Start of Records for this exercise

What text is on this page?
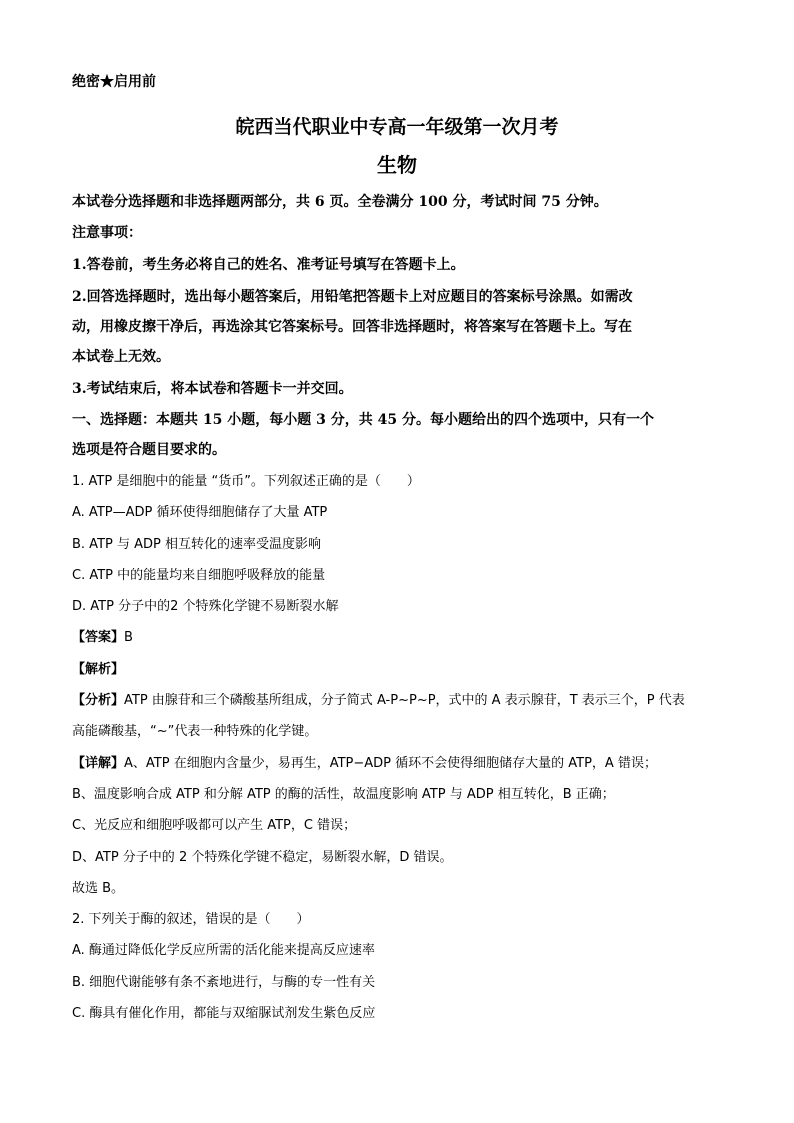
绝密★启用前
皖西当代职业中专高一年级第一次月考
生物
本试卷分选择题和非选择题两部分，共 6 页。全卷满分 100 分，考试时间 75 分钟。
注意事项：
1.答卷前，考生务必将自己的姓名、准考证号填写在答题卡上。
2.回答选择题时，选出每小题答案后，用铅笔把答题卡上对应题目的答案标号涂黑。如需改
动，用橡皮擦干净后，再选涂其它答案标号。回答非选择题时，将答案写在答题卡上。写在
本试卷上无效。
3.考试结束后，将本试卷和答题卡一并交回。
一、选择题：本题共 15 小题，每小题 3 分，共 45 分。每小题给出的四个选项中，只有一个
选项是符合题目要求的。
1. ATP 是细胞中的能量 “货币”。下列叙述正确的是（　　）
A. ATP—ADP 循环使得细胞储存了大量 ATP
B. ATP 与 ADP 相互转化的速率受温度影响
C. ATP 中的能量均来自细胞呼吸释放的能量
D. ATP 分子中的2 个特殊化学键不易断裂水解
【答案】B
【解析】
【分析】ATP 由腺苷和三个磷酸基所组成，分子简式 A-P~P~P，式中的 A 表示腺苷，T 表示三个，P 代表
高能磷酸基，“~”代表一种特殊的化学键。
【详解】A、ATP 在细胞内含量少，易再生，ATP−ADP 循环不会使得细胞储存大量的 ATP，A 错误；
B、温度影响合成 ATP 和分解 ATP 的酶的活性，故温度影响 ATP 与 ADP 相互转化，B 正确；
C、光反应和细胞呼吸都可以产生 ATP，C 错误；
D、ATP 分子中的 2 个特殊化学键不稳定，易断裂水解，D 错误。
故选 B。
2. 下列关于酶的叙述，错误的是（　　）
A. 酶通过降低化学反应所需的活化能来提高反应速率
B. 细胞代谢能够有条不紊地进行，与酶的专一性有关
C. 酶具有催化作用，都能与双缩脲试剂发生紫色反应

End of Records for this exercise

● Aim: Copy the data exactly. Any picture it contains is to be omitted.

● Answer to this task:
What text is on this page?
绝密★启用前
皖西当代职业中专高一年级第一次月考
生物
本试卷分选择题和非选择题两部分，共 6 页。全卷满分 100 分，考试时间 75 分钟。
注意事项：
1.答卷前，考生务必将自己的姓名、准考证号填写在答题卡上。
2.回答选择题时，选出每小题答案后，用铅笔把答题卡上对应题目的答案标号涂黑。如需改
动，用橡皮擦干净后，再选涂其它答案标号。回答非选择题时，将答案写在答题卡上。写在
本试卷上无效。
3.考试结束后，将本试卷和答题卡一并交回。
一、选择题：本题共 15 小题，每小题 3 分，共 45 分。每小题给出的四个选项中，只有一个
选项是符合题目要求的。
1. ATP 是细胞中的能量 “货币”。下列叙述正确的是（　　）
A. ATP—ADP 循环使得细胞储存了大量 ATP
B. ATP 与 ADP 相互转化的速率受温度影响
C. ATP 中的能量均来自细胞呼吸释放的能量
D. ATP 分子中的2 个特殊化学键不易断裂水解
【答案】B
【解析】
【分析】ATP 由腺苷和三个磷酸基所组成，分子简式 A-P~P~P，式中的 A 表示腺苷，T 表示三个，P 代表
高能磷酸基，“~”代表一种特殊的化学键。
【详解】A、ATP 在细胞内含量少，易再生，ATP−ADP 循环不会使得细胞储存大量的 ATP，A 错误；
B、温度影响合成 ATP 和分解 ATP 的酶的活性，故温度影响 ATP 与 ADP 相互转化，B 正确；
C、光反应和细胞呼吸都可以产生 ATP，C 错误；
D、ATP 分子中的 2 个特殊化学键不稳定，易断裂水解，D 错误。
故选 B。
2. 下列关于酶的叙述，错误的是（　　）
A. 酶通过降低化学反应所需的活化能来提高反应速率
B. 细胞代谢能够有条不紊地进行，与酶的专一性有关
C. 酶具有催化作用，都能与双缩脲试剂发生紫色反应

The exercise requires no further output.